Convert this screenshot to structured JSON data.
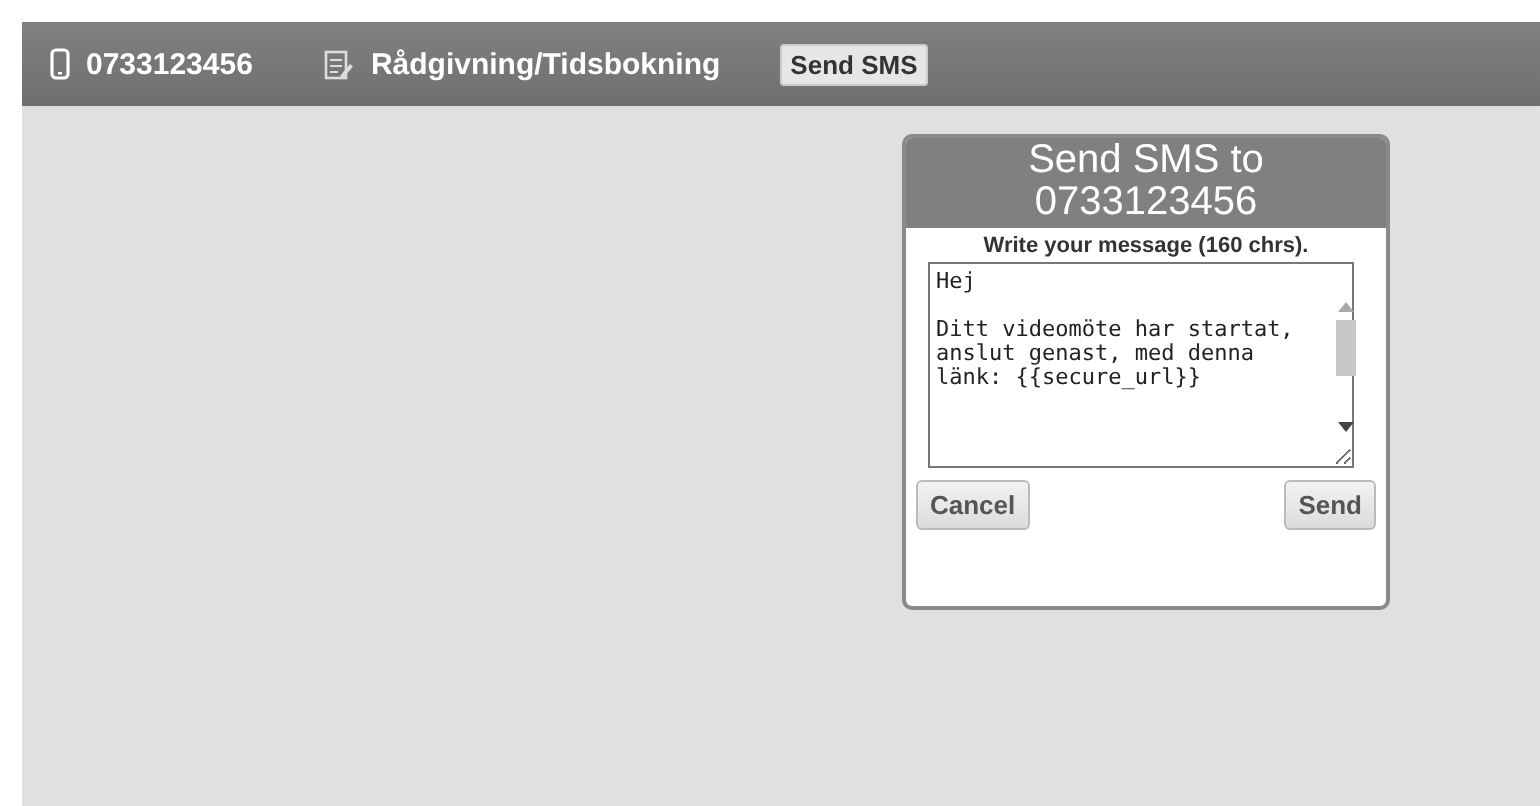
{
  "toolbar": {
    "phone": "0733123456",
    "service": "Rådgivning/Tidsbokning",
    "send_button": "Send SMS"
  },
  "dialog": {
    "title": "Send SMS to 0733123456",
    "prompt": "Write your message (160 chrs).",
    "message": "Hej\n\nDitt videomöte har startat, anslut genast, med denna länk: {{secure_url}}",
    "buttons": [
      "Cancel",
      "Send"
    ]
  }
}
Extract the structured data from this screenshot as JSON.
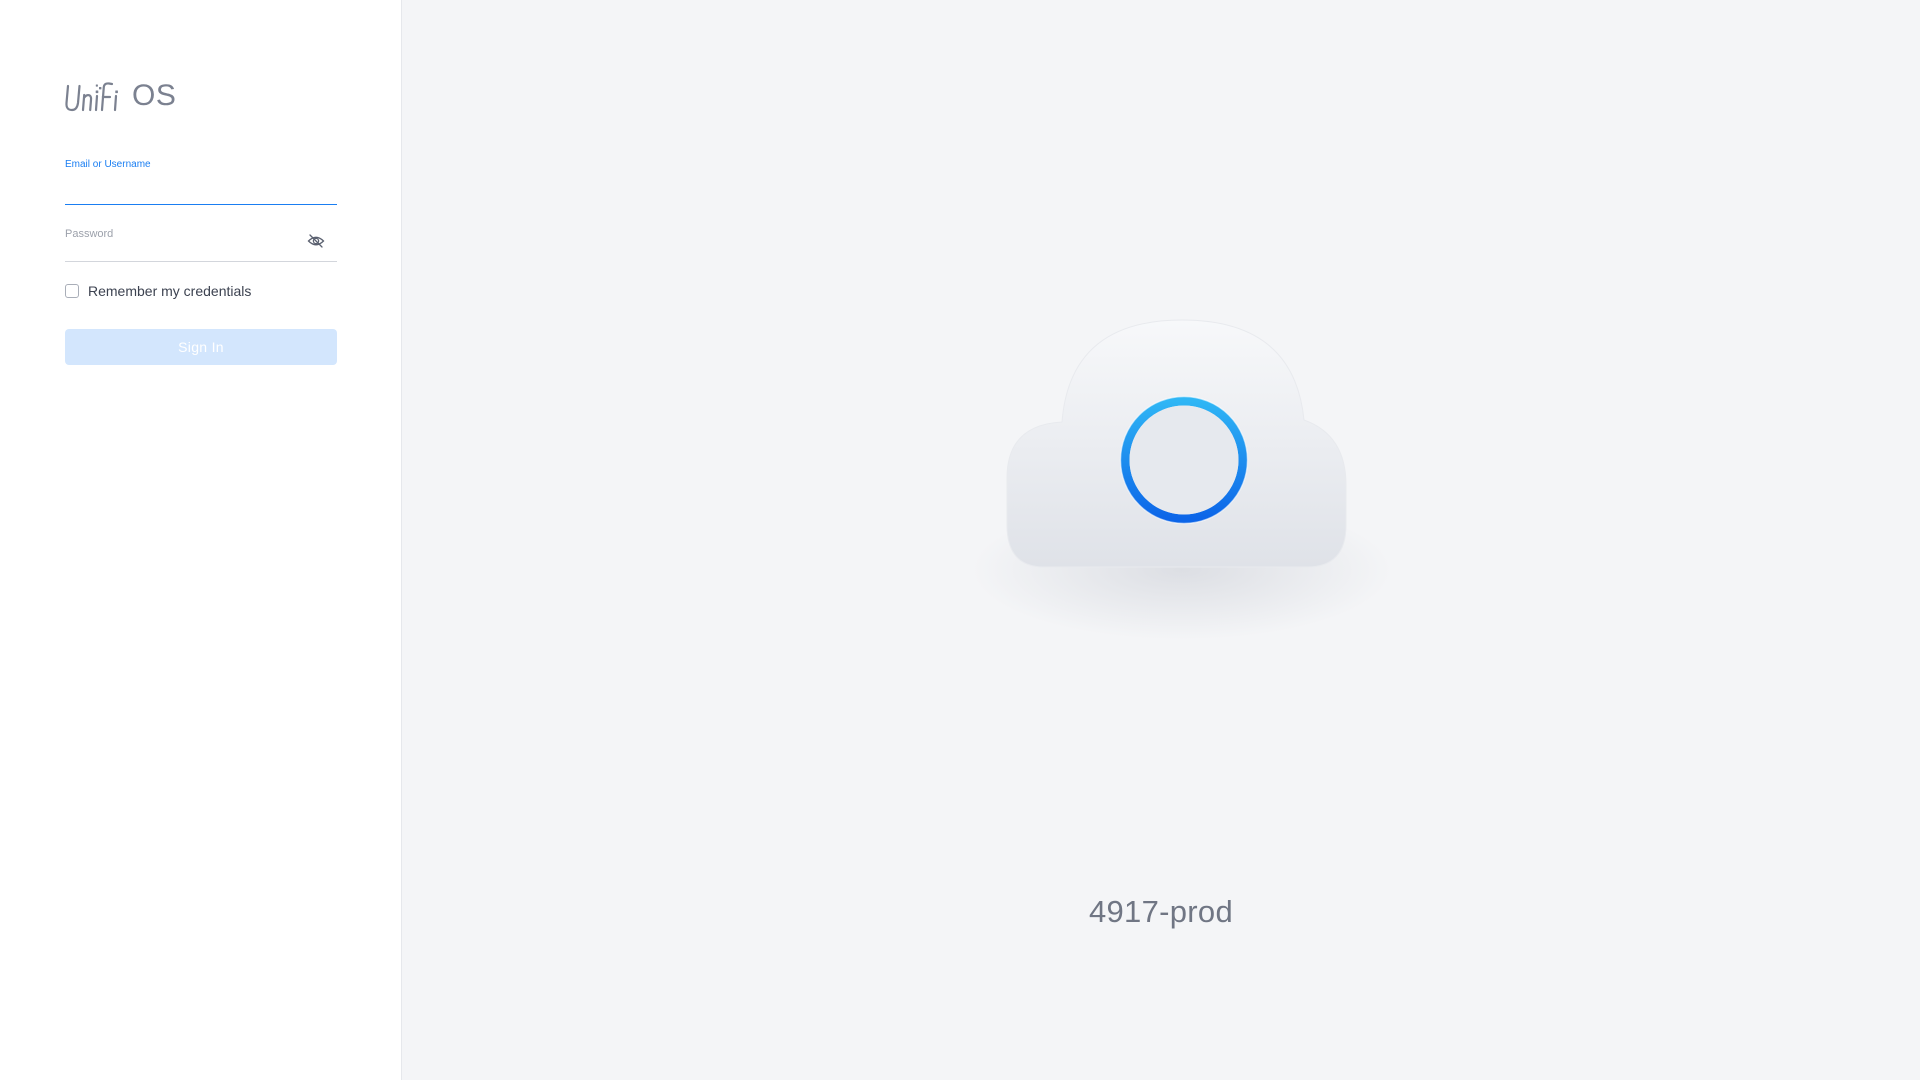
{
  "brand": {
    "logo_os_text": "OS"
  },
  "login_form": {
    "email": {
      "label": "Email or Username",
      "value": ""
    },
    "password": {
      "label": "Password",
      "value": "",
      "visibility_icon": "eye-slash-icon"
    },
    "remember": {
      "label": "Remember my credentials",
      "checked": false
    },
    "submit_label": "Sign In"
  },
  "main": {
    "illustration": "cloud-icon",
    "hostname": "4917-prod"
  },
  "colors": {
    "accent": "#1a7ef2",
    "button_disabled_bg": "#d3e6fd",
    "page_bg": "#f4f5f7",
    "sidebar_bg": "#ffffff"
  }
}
==
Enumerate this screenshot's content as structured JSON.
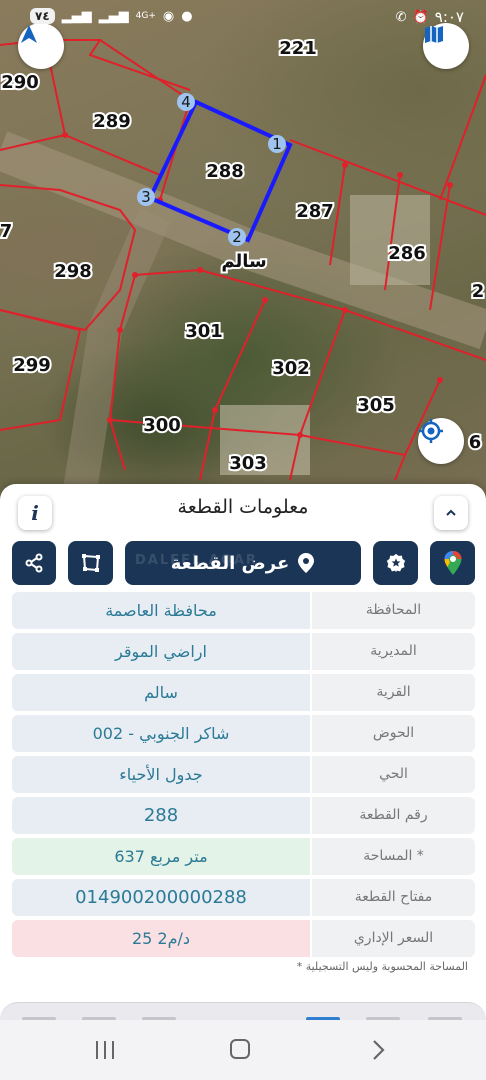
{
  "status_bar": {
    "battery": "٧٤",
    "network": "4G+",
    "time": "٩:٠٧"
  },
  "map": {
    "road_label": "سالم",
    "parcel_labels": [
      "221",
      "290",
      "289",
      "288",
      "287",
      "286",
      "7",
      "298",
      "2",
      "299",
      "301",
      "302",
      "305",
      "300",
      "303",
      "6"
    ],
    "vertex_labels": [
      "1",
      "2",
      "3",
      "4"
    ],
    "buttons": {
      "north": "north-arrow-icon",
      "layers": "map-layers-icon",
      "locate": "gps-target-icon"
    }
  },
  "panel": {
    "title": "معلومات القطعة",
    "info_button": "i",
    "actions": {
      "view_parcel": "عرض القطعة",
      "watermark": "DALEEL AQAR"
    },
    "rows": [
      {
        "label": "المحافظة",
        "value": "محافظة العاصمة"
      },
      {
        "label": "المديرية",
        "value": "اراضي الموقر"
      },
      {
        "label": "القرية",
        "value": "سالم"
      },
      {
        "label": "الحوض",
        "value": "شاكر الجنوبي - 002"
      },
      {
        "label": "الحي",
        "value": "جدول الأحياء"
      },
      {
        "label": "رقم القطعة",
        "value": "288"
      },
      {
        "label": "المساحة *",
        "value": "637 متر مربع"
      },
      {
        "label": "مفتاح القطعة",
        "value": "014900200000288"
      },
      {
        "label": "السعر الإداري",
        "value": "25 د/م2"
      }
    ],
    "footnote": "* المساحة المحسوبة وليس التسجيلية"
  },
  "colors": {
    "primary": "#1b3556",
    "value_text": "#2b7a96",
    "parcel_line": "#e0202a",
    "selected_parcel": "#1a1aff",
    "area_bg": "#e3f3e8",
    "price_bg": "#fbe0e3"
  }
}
--
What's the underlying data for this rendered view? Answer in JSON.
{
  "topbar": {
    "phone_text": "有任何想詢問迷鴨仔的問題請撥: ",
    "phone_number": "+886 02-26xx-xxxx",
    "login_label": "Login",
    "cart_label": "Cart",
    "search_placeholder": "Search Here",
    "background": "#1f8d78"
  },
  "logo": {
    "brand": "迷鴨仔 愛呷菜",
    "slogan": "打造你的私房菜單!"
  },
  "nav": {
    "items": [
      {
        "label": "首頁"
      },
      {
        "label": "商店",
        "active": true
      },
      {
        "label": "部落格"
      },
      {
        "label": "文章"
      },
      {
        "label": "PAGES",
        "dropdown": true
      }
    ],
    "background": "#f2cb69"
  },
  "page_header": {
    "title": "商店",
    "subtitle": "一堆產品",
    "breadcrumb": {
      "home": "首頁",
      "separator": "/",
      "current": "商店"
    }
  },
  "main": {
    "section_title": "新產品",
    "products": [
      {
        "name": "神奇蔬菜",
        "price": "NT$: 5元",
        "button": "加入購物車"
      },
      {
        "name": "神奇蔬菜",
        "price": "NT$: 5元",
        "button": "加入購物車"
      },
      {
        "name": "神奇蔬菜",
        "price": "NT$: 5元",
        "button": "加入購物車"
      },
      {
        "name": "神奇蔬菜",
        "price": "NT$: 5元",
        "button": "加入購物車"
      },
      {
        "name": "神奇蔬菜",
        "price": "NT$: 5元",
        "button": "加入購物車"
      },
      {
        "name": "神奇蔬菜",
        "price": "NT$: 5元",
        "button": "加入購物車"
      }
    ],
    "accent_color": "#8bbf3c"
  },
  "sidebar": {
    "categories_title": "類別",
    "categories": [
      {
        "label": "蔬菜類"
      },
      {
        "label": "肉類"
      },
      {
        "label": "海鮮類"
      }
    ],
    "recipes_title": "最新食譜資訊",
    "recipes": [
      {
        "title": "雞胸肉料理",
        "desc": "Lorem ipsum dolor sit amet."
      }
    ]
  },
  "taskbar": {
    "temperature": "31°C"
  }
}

_AIM OF THE TASK_
Look through the data above. Find each line with the string "JSON" and copy it.

_FINISHED TASK_
Convert this screenshot to structured JSON data.
Extract the structured data from this screenshot as JSON.
Enumerate this screenshot's content as structured JSON.
What's the underlying data for this rendered view? Answer in JSON.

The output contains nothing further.